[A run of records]
_ _ _ _ _

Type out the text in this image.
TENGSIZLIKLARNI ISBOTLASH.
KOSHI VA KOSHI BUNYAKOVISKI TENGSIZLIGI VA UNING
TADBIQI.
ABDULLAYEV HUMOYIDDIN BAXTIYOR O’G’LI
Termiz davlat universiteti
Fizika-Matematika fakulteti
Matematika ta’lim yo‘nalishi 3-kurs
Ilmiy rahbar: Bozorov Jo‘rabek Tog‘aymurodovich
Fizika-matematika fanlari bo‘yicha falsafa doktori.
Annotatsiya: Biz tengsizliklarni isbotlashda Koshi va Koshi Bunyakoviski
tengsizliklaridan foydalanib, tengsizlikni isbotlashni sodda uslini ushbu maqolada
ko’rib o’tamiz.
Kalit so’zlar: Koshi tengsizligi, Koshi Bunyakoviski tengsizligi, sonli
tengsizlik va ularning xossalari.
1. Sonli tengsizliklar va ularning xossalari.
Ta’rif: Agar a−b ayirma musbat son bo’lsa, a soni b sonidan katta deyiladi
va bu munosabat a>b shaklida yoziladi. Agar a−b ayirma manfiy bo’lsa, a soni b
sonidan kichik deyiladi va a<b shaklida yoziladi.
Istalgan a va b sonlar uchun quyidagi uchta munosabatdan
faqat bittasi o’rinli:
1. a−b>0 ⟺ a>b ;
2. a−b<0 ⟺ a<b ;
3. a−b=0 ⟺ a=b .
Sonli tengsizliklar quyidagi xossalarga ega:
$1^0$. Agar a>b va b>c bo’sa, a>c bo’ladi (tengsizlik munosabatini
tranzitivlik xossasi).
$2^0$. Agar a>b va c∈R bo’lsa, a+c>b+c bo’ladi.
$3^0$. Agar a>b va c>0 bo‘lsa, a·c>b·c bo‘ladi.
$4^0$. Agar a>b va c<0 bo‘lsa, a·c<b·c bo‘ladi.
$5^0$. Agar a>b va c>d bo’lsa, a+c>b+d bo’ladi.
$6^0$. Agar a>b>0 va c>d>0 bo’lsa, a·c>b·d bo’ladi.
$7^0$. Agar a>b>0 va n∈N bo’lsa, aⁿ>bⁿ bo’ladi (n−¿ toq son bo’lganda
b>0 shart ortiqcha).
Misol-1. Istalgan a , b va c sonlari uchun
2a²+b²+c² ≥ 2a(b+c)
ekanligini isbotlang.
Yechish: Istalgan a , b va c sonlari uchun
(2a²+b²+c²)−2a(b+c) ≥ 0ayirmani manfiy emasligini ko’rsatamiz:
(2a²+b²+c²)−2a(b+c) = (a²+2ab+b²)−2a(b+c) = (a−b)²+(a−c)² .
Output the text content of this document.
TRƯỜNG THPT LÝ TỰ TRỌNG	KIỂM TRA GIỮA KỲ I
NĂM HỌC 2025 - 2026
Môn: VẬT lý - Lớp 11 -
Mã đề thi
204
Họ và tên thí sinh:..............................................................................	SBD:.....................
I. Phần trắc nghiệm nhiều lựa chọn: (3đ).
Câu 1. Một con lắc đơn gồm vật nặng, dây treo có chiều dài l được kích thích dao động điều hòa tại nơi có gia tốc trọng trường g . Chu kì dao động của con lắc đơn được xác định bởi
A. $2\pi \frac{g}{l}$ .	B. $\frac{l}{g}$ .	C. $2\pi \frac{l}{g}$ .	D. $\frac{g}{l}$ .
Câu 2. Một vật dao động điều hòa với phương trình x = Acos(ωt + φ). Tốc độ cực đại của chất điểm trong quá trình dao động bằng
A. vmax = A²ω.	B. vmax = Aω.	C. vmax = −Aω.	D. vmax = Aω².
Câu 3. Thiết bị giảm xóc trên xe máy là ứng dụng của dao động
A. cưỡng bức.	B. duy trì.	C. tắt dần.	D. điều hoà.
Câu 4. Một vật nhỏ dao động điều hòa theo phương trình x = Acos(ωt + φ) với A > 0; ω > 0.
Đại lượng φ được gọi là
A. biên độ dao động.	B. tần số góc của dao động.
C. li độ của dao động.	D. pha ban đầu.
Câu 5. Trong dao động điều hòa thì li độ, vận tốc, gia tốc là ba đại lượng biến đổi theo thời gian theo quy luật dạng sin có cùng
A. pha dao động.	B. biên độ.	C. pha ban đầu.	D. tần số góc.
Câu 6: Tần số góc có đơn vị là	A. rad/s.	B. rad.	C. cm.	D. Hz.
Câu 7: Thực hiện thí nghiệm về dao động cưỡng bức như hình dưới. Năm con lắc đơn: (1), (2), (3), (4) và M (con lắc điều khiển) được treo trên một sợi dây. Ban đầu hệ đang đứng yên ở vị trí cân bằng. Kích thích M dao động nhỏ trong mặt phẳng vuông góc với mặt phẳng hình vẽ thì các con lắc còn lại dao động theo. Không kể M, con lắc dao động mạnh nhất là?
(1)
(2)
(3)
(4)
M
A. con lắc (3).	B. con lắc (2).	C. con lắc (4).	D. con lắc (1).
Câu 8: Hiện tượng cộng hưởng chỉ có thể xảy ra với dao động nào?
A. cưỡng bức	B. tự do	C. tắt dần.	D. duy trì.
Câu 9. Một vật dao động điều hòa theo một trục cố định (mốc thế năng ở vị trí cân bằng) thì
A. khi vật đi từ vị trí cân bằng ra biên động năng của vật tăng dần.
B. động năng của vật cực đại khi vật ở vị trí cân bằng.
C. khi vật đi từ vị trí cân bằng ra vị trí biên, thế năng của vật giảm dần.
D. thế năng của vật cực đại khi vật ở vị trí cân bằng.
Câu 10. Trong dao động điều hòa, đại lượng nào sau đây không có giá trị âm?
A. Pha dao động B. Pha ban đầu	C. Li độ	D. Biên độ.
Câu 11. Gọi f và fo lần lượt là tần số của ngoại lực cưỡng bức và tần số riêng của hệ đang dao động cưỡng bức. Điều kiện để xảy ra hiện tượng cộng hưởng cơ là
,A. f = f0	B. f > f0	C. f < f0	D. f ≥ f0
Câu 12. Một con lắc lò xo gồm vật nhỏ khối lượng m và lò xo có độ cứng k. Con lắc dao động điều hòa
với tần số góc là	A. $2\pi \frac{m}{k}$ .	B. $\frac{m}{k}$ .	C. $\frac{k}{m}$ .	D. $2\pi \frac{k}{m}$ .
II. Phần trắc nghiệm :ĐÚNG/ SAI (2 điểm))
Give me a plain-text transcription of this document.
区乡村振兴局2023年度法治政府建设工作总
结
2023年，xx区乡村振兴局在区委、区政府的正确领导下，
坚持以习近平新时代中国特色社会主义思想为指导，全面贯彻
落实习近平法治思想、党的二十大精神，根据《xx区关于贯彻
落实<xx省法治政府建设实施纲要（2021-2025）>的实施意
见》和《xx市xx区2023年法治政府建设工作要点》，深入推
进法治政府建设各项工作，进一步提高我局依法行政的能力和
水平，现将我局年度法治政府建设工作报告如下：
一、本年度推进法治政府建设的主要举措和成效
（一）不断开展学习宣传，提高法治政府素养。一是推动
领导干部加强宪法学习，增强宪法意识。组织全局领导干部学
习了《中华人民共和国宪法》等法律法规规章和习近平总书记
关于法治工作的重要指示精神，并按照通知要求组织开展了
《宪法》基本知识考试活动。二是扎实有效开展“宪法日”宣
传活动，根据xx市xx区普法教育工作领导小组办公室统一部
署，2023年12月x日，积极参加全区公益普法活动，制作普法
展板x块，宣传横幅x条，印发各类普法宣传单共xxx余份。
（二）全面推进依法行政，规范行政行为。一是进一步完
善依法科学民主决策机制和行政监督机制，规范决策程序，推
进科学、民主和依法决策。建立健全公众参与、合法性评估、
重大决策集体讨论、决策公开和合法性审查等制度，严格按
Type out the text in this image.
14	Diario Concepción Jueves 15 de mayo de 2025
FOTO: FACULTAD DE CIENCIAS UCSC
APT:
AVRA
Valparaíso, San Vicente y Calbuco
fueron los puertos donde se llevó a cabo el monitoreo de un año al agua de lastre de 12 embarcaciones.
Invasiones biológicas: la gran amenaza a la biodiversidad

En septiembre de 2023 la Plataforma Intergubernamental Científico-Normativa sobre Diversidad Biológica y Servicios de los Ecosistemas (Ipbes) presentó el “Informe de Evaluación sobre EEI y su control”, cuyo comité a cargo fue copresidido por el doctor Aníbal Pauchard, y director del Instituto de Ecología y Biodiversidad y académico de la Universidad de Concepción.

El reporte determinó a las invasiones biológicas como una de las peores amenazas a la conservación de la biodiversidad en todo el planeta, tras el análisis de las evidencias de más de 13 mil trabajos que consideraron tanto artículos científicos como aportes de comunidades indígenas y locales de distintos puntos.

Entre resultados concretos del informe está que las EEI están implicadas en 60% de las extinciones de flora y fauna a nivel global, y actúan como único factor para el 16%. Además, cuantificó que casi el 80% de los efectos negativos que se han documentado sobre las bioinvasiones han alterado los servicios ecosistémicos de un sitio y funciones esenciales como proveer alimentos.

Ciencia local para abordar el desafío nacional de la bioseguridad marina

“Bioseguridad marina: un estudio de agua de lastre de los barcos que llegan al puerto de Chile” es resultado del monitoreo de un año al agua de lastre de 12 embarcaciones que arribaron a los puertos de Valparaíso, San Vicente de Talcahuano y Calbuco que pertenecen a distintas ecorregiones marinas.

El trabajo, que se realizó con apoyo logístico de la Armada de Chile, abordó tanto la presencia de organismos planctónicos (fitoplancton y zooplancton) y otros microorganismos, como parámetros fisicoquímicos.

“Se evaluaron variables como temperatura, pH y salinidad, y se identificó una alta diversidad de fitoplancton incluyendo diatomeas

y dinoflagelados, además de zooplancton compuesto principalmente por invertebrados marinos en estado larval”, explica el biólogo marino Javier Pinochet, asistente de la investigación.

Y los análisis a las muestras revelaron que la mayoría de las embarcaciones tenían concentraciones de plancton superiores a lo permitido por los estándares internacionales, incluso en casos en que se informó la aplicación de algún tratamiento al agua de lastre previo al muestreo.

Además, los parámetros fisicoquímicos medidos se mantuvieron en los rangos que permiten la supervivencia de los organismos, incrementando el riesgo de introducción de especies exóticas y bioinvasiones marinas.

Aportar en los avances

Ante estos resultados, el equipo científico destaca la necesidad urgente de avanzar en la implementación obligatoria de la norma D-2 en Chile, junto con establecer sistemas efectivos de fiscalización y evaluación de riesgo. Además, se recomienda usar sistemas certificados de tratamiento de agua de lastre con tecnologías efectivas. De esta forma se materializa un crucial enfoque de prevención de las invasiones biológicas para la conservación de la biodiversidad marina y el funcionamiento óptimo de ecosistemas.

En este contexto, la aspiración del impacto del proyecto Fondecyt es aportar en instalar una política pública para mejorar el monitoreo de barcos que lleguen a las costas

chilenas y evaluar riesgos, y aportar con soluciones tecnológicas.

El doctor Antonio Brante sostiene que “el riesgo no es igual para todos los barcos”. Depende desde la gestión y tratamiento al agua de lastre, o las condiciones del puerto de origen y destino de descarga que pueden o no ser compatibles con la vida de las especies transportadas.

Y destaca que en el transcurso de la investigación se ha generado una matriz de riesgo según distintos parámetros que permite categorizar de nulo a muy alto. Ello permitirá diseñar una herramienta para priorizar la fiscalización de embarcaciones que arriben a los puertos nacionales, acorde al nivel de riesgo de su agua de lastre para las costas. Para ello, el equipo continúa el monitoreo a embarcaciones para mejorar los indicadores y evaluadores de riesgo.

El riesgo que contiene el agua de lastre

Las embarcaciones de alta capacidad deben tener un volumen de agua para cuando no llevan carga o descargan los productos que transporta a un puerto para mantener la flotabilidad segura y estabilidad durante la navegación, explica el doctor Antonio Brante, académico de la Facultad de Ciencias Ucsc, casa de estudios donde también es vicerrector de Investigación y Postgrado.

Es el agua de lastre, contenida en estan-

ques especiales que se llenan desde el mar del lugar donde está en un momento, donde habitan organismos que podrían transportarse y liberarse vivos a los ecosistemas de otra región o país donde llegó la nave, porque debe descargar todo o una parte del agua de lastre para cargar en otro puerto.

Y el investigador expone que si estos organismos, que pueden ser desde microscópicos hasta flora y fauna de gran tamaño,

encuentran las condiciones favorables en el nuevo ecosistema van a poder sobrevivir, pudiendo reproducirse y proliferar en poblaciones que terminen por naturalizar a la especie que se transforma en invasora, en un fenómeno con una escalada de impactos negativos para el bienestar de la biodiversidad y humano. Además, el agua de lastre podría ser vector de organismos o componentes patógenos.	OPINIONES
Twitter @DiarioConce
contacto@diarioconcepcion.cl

_ _ _ _ _

» **PROBLEM TO SOLVE**: Search the entries for the word "ularning", then list each line that holds it.

» **WRITTEN RESPONSE**:
tengsizlik va ularning xossalari.
1. Sonli tengsizliklar va ularning xossalari.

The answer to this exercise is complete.